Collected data
◆ ◆ ◆ ◆
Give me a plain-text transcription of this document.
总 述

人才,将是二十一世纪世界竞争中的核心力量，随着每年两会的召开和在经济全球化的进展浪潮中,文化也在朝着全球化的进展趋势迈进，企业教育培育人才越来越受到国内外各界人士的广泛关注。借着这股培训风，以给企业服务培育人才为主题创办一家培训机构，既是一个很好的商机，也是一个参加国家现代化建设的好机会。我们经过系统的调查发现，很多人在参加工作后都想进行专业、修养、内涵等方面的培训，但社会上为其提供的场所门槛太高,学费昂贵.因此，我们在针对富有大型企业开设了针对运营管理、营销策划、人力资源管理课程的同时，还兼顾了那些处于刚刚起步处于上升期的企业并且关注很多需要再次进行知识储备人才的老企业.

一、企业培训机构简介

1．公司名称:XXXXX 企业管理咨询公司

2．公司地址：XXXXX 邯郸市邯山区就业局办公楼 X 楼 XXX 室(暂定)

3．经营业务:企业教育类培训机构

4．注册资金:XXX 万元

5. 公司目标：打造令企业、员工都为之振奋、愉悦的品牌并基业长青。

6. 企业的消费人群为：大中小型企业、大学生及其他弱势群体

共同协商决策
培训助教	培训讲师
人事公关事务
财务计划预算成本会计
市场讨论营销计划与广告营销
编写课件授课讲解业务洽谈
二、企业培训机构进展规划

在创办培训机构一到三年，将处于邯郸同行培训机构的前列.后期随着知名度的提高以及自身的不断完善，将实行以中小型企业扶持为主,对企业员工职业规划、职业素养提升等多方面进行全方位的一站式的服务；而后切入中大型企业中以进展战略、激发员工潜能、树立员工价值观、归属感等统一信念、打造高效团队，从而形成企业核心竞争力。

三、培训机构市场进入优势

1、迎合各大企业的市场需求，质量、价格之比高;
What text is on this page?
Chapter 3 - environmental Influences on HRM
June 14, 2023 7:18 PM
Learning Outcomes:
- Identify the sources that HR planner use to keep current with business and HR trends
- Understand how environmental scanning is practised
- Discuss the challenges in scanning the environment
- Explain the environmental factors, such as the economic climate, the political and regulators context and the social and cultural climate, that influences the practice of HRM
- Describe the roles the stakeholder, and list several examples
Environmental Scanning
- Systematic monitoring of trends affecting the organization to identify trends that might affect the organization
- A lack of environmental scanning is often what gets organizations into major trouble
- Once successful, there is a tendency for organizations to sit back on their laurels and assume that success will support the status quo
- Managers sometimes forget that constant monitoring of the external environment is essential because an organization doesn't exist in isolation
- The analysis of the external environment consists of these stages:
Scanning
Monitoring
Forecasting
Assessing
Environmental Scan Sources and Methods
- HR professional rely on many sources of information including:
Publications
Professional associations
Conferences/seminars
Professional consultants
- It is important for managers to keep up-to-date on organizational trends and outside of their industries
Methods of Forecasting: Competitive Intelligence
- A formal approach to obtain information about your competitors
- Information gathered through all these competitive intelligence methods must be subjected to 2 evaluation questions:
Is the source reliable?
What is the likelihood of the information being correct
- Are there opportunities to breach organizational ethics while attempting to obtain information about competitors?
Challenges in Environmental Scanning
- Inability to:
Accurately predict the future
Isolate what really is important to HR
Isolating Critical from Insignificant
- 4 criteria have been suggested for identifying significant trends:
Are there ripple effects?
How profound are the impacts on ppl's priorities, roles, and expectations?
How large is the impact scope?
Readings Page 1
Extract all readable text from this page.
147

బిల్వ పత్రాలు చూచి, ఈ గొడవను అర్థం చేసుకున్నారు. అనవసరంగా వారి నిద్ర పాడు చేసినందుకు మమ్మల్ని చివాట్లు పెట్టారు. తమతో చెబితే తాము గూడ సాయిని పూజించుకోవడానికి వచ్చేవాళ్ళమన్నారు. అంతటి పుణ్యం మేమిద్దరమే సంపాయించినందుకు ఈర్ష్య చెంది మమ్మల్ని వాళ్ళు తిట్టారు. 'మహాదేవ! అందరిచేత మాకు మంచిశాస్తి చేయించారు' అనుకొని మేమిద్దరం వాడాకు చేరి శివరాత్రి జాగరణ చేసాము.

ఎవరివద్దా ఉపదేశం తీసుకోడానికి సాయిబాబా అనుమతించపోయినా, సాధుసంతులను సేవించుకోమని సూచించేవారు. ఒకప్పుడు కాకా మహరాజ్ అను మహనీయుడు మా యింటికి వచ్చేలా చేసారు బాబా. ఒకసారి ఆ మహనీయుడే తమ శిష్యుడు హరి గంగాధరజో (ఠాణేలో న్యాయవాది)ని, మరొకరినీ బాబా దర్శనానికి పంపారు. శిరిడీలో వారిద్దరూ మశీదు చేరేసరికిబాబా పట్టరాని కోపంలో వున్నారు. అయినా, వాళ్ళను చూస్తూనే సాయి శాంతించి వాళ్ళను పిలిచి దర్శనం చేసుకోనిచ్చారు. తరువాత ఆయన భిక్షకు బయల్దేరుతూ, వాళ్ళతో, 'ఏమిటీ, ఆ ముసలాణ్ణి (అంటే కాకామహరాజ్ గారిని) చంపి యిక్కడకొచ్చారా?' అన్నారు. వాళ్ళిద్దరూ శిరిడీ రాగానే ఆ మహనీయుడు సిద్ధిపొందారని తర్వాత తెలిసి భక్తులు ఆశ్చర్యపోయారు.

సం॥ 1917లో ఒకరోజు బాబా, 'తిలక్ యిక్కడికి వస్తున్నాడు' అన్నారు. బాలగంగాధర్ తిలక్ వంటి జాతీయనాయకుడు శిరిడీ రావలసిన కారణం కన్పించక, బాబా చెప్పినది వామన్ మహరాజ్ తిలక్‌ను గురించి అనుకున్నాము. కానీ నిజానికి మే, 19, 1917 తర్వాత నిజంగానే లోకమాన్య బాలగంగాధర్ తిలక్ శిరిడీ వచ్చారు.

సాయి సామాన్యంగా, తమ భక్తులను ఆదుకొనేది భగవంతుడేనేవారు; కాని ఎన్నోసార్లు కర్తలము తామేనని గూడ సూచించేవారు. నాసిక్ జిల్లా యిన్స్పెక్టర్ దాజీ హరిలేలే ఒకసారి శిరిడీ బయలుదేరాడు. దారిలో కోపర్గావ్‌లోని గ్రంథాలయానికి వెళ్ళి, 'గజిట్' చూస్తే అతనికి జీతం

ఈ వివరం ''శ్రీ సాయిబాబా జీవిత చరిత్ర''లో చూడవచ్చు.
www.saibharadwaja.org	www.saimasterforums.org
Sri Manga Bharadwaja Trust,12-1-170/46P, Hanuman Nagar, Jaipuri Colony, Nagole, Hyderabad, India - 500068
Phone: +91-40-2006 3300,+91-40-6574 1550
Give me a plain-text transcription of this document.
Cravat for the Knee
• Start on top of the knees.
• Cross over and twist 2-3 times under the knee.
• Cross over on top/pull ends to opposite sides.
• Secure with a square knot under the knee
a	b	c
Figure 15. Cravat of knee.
◆ ◆ ◆ ◆
= EXERCISE GOAL =
Return every line of the material exactly.

= WRITTEN SOLUTION =
Give me a plain-text transcription of this document.
总 述

人才,将是二十一世纪世界竞争中的核心力量，随着每年两会的召开和在经济全球化的进展浪潮中,文化也在朝着全球化的进展趋势迈进，企业教育培育人才越来越受到国内外各界人士的广泛关注。借着这股培训风，以给企业服务培育人才为主题创办一家培训机构，既是一个很好的商机，也是一个参加国家现代化建设的好机会。我们经过系统的调查发现，很多人在参加工作后都想进行专业、修养、内涵等方面的培训，但社会上为其提供的场所门槛太高,学费昂贵.因此，我们在针对富有大型企业开设了针对运营管理、营销策划、人力资源管理课程的同时，还兼顾了那些处于刚刚起步处于上升期的企业并且关注很多需要再次进行知识储备人才的老企业.

一、企业培训机构简介

1．公司名称:XXXXX 企业管理咨询公司

2．公司地址：XXXXX 邯郸市邯山区就业局办公楼 X 楼 XXX 室(暂定)

3．经营业务:企业教育类培训机构

4．注册资金:XXX 万元

5. 公司目标：打造令企业、员工都为之振奋、愉悦的品牌并基业长青。

6. 企业的消费人群为：大中小型企业、大学生及其他弱势群体

共同协商决策
培训助教	培训讲师
人事公关事务
财务计划预算成本会计
市场讨论营销计划与广告营销
编写课件授课讲解业务洽谈
二、企业培训机构进展规划

在创办培训机构一到三年，将处于邯郸同行培训机构的前列.后期随着知名度的提高以及自身的不断完善，将实行以中小型企业扶持为主,对企业员工职业规划、职业素养提升等多方面进行全方位的一站式的服务；而后切入中大型企业中以进展战略、激发员工潜能、树立员工价值观、归属感等统一信念、打造高效团队，从而形成企业核心竞争力。

三、培训机构市场进入优势

1、迎合各大企业的市场需求，质量、价格之比高;
What text is on this page?
Chapter 3 - environmental Influences on HRM
June 14, 2023 7:18 PM
Learning Outcomes:
- Identify the sources that HR planner use to keep current with business and HR trends
- Understand how environmental scanning is practised
- Discuss the challenges in scanning the environment
- Explain the environmental factors, such as the economic climate, the political and regulators context and the social and cultural climate, that influences the practice of HRM
- Describe the roles the stakeholder, and list several examples
Environmental Scanning
- Systematic monitoring of trends affecting the organization to identify trends that might affect the organization
- A lack of environmental scanning is often what gets organizations into major trouble
- Once successful, there is a tendency for organizations to sit back on their laurels and assume that success will support the status quo
- Managers sometimes forget that constant monitoring of the external environment is essential because an organization doesn't exist in isolation
- The analysis of the external environment consists of these stages:
Scanning
Monitoring
Forecasting
Assessing
Environmental Scan Sources and Methods
- HR professional rely on many sources of information including:
Publications
Professional associations
Conferences/seminars
Professional consultants
- It is important for managers to keep up-to-date on organizational trends and outside of their industries
Methods of Forecasting: Competitive Intelligence
- A formal approach to obtain information about your competitors
- Information gathered through all these competitive intelligence methods must be subjected to 2 evaluation questions:
Is the source reliable?
What is the likelihood of the information being correct
- Are there opportunities to breach organizational ethics while attempting to obtain information about competitors?
Challenges in Environmental Scanning
- Inability to:
Accurately predict the future
Isolate what really is important to HR
Isolating Critical from Insignificant
- 4 criteria have been suggested for identifying significant trends:
Are there ripple effects?
How profound are the impacts on ppl's priorities, roles, and expectations?
How large is the impact scope?
Readings Page 1
Extract all readable text from this page.
147

బిల్వ పత్రాలు చూచి, ఈ గొడవను అర్థం చేసుకున్నారు. అనవసరంగా వారి నిద్ర పాడు చేసినందుకు మమ్మల్ని చివాట్లు పెట్టారు. తమతో చెబితే తాము గూడ సాయిని పూజించుకోవడానికి వచ్చేవాళ్ళమన్నారు. అంతటి పుణ్యం మేమిద్దరమే సంపాయించినందుకు ఈర్ష్య చెంది మమ్మల్ని వాళ్ళు తిట్టారు. 'మహాదేవ! అందరిచేత మాకు మంచిశాస్తి చేయించారు' అనుకొని మేమిద్దరం వాడాకు చేరి శివరాత్రి జాగరణ చేసాము.

ఎవరివద్దా ఉపదేశం తీసుకోడానికి సాయిబాబా అనుమతించపోయినా, సాధుసంతులను సేవించుకోమని సూచించేవారు. ఒకప్పుడు కాకా మహరాజ్ అను మహనీయుడు మా యింటికి వచ్చేలా చేసారు బాబా. ఒకసారి ఆ మహనీయుడే తమ శిష్యుడు హరి గంగాధరజో (ఠాణేలో న్యాయవాది)ని, మరొకరినీ బాబా దర్శనానికి పంపారు. శిరిడీలో వారిద్దరూ మశీదు చేరేసరికిబాబా పట్టరాని కోపంలో వున్నారు. అయినా, వాళ్ళను చూస్తూనే సాయి శాంతించి వాళ్ళను పిలిచి దర్శనం చేసుకోనిచ్చారు. తరువాత ఆయన భిక్షకు బయల్దేరుతూ, వాళ్ళతో, 'ఏమిటీ, ఆ ముసలాణ్ణి (అంటే కాకామహరాజ్ గారిని) చంపి యిక్కడకొచ్చారా?' అన్నారు. వాళ్ళిద్దరూ శిరిడీ రాగానే ఆ మహనీయుడు సిద్ధిపొందారని తర్వాత తెలిసి భక్తులు ఆశ్చర్యపోయారు.

సం॥ 1917లో ఒకరోజు బాబా, 'తిలక్ యిక్కడికి వస్తున్నాడు' అన్నారు. బాలగంగాధర్ తిలక్ వంటి జాతీయనాయకుడు శిరిడీ రావలసిన కారణం కన్పించక, బాబా చెప్పినది వామన్ మహరాజ్ తిలక్‌ను గురించి అనుకున్నాము. కానీ నిజానికి మే, 19, 1917 తర్వాత నిజంగానే లోకమాన్య బాలగంగాధర్ తిలక్ శిరిడీ వచ్చారు.

సాయి సామాన్యంగా, తమ భక్తులను ఆదుకొనేది భగవంతుడేనేవారు; కాని ఎన్నోసార్లు కర్తలము తామేనని గూడ సూచించేవారు. నాసిక్ జిల్లా యిన్స్పెక్టర్ దాజీ హరిలేలే ఒకసారి శిరిడీ బయలుదేరాడు. దారిలో కోపర్గావ్‌లోని గ్రంథాలయానికి వెళ్ళి, 'గజిట్' చూస్తే అతనికి జీతం

ఈ వివరం ''శ్రీ సాయిబాబా జీవిత చరిత్ర''లో చూడవచ్చు.
www.saibharadwaja.org	www.saimasterforums.org
Sri Manga Bharadwaja Trust,12-1-170/46P, Hanuman Nagar, Jaipuri Colony, Nagole, Hyderabad, India - 500068
Phone: +91-40-2006 3300,+91-40-6574 1550
Give me a plain-text transcription of this document.
Cravat for the Knee
• Start on top of the knees.
• Cross over and twist 2-3 times under the knee.
• Cross over on top/pull ends to opposite sides.
• Secure with a square knot under the knee
a	b	c
Figure 15. Cravat of knee.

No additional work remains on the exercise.